Todas las revoluciones modernas acabaron robusteciendo el Estado. 1789 lleva a Napoleón, 1848 a Napoleón III, 1917 a Stalin, las perturbaciones italianas de la década del 20 a Mussolini, la república de Weimar a Hitler. Estas revoluciones, sobre todo después de que la primera guerra mundial hubo liquidado los vestigios del derecho divino, se han propuesto, no obstante, con una audacia cada vez mayor, la construcción de la ciudad humana y de la libertad real. La omnipotencia creciente del Estado ha sancionado cada vez esa ambición. Sería falso decir que no podía dejar de suceder esto. Pero es posible examinar cómo ha sucedido, y quizá sirva de lección.Aparte de un pequeño número de explicaciones que no constituyen el tema de este ensayo, el extraño y aterrador crecimiento del Estado moderno puede considerarse como la conclusión lógica de ambiciones técnicas y filosóficas desmesuradas, ajenas al verdadero espíritu de rebelión, pero que, sin embargo, dieron origen al espíritu revolucionario de nuestra época. El sueño profético de Marx y las potentes anticipaciones de Hegel o de Nietzsche terminaron suscitando, después de ser arrasada la ciudad de Dios, un Estado racional o irracional, pero en ambos casos terrorista.

::::::::::

> **Tareas**
**A.** Responde según el texto sobre las revoluciones y el Estado:
(i) ¿A quién llevó 1917?
(ii) ¿Qué acontecimiento liquidó los vestigios del derecho divino?
(iii) ¿Qué tres pensadores se nombran en relación con el Estado terrorista?
**B.** Convierte en una lista breve el párrafo del texto sobre las revoluciones y el Estado que comienza «Todas las revoluciones modernas». Conserva sus datos principales.
Los registros no tienen relación con el texto.

> **Anotaciones de cuadros delimitadores**

::::::::::

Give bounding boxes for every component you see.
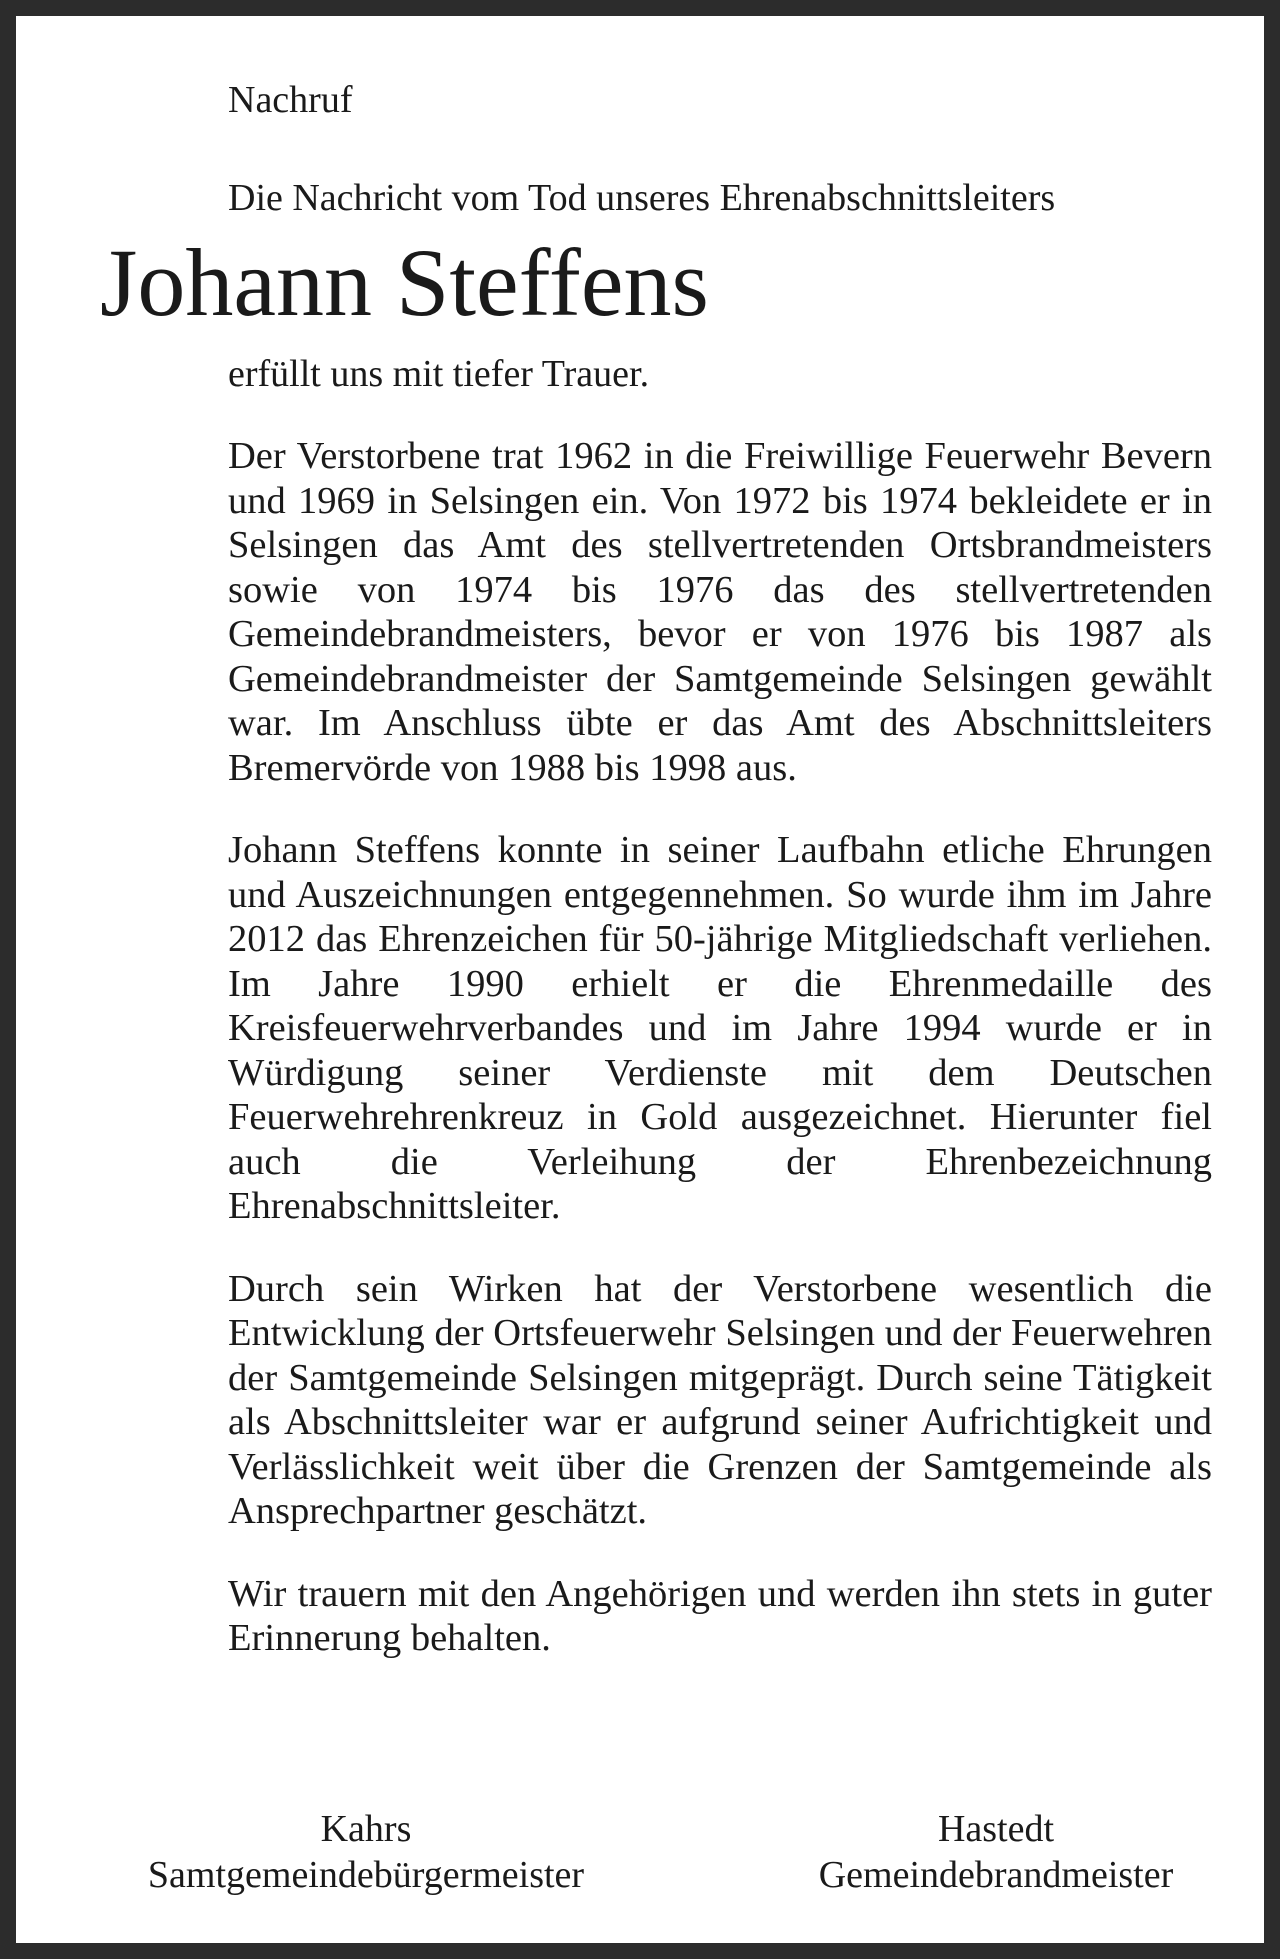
- signature-right-title: Gemeindebrandmeister: [818, 1854, 1174, 1896]
- paragraph-mourning: Wir trauern mit den Angehörigen und werden ihn stets in guter Erinnerung behalten.: [228, 1572, 1212, 1659]
- notice-intro: Die Nachricht vom Tod unseres Ehrenabschnittsleiters: [228, 177, 1056, 219]
- signature-left: [86, 1806, 646, 1898]
- signature-right-name: Hastedt: [937, 1808, 1055, 1850]
- notice-content: [16, 16, 1264, 1943]
- signature-right: [766, 1806, 1226, 1898]
- deceased-name: Johann Steffens: [100, 229, 709, 336]
- paragraph-career: Der Verstorbene trat 1962 in die Freiwillige Feuerwehr Bevern und 1969 in Selsingen ein. Von 1972 bis 1974 bekleidete er in Selsingen das Amt des stellvertretenden Ortsbrandmeisters sowie von 1974 bis 1976 das des stellvertretenden Gemeindebrandmeisters, bevor er von 1976 bis 1987 als Gemeindebrandmeister der Samtgemeinde Selsingen gewählt war. Im Anschluss übte er das Amt des Abschnittsleiters Bremervörde von 1988 bis 1998 aus.: [228, 435, 1212, 789]
- notice-heading: Nachruf: [228, 79, 353, 121]
- paragraph-legacy: Durch sein Wirken hat der Verstorbene wesentlich die Entwicklung der Ortsfeuerwehr Selsingen und der Feuerwehren der Samtgemeinde Selsingen mitgeprägt. Durch seine Tätigkeit als Abschnittsleiter war er aufgrund seiner Aufrichtigkeit und Verlässlichkeit weit über die Grenzen der Samtgemeinde als Ansprechpartner geschätzt.: [228, 1267, 1212, 1532]
- signature-left-name: Kahrs: [320, 1808, 412, 1850]
- notice-after-name: erfüllt uns mit tiefer Trauer.: [228, 353, 650, 395]
- notice-body: [228, 434, 1212, 1699]
- paragraph-honors: Johann Steffens konnte in seiner Laufbahn etliche Ehrungen und Auszeichnungen entgegennehmen. So wurde ihm im Jahre 2012 das Ehrenzeichen für 50-jährige Mitgliedschaft verliehen. Im Jahre 1990 erhielt er die Ehrenmedaille des Kreisfeuerwehrverbandes und im Jahre 1994 wurde er in Würdigung seiner Verdienste mit dem Deutschen Feuerwehrehrenkreuz in Gold ausgezeichnet. Hierunter fiel auch die Verleihung der Ehrenbezeichnung Ehrenabschnittsleiter.: [228, 829, 1212, 1227]
- signature-block: [86, 1806, 1226, 1916]
- signature-left-title: Samtgemeindebürgermeister: [147, 1854, 585, 1896]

::::::::::

> **Soluciones**
**A.**
(i) A Stalin.
(ii) La primera guerra mundial.
(iii) Marx, Hegel y Nietzsche.

**B.**
- Todas las revoluciones modernas acabaron fortaleciendo el Estado. 1789 llevó a Napoleón, 1848 a Napoleón III y 1917 a Stalin. Las perturbaciones italianas de los años 20 llevaron a Mussolini y la república de Weimar a Hitler.
- Sobre todo después de la primera guerra mundial, estas revoluciones se propusieron con audacia creciente construir la ciudad humana y la libertad real. La omnipotencia cada vez mayor del Estado sancionó esa ambición.
- No era inevitable que sucediera, pero examinar cómo sucedió puede servir de lección.
- El crecimiento del Estado moderno puede verse como la conclusión lógica de ambiciones técnicas y filosóficas desmesuradas. Estas ambiciones eran ajenas al verdadero espíritu de rebelión, pero dieron origen al espíritu revolucionario de la época.
- El sueño de Marx y las anticipaciones de Hegel o de Nietzsche acabaron suscitando, tras arrasarse la ciudad de Dios, un Estado racional o irracional, pero en ambos casos terrorista.